_Challenge_: Report each line of the data that includes the word "letter".

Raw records
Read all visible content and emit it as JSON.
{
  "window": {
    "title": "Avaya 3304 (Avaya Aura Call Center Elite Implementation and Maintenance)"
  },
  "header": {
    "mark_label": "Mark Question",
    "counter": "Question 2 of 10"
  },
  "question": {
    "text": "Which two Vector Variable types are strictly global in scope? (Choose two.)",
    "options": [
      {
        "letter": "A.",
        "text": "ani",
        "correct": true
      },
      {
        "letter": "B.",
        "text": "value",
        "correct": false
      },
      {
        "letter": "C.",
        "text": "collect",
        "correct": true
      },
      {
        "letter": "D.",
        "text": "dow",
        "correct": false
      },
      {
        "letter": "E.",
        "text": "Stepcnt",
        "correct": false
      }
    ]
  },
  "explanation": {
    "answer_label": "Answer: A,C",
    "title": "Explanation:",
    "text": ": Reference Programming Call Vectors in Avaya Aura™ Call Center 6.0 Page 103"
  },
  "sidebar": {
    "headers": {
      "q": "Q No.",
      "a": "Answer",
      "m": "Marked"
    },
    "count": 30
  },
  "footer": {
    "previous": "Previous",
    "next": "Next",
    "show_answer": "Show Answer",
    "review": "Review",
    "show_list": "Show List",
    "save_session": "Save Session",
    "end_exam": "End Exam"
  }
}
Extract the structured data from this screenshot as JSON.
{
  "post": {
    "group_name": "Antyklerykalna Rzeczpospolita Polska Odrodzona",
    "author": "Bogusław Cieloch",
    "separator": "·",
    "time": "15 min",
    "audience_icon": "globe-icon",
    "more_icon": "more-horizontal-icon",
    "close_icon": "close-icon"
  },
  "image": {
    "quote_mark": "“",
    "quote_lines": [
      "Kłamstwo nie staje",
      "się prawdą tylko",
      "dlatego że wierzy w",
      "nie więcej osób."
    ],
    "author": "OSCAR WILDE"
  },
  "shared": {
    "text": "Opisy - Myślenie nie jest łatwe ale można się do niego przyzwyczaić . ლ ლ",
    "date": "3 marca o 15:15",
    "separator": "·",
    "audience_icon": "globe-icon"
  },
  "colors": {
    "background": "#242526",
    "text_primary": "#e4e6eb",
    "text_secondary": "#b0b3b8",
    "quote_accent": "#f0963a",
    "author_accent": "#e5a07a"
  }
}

_Reply_:
        "letter": "A.",
        "letter": "B.",
        "letter": "C.",
        "letter": "D.",
        "letter": "E.",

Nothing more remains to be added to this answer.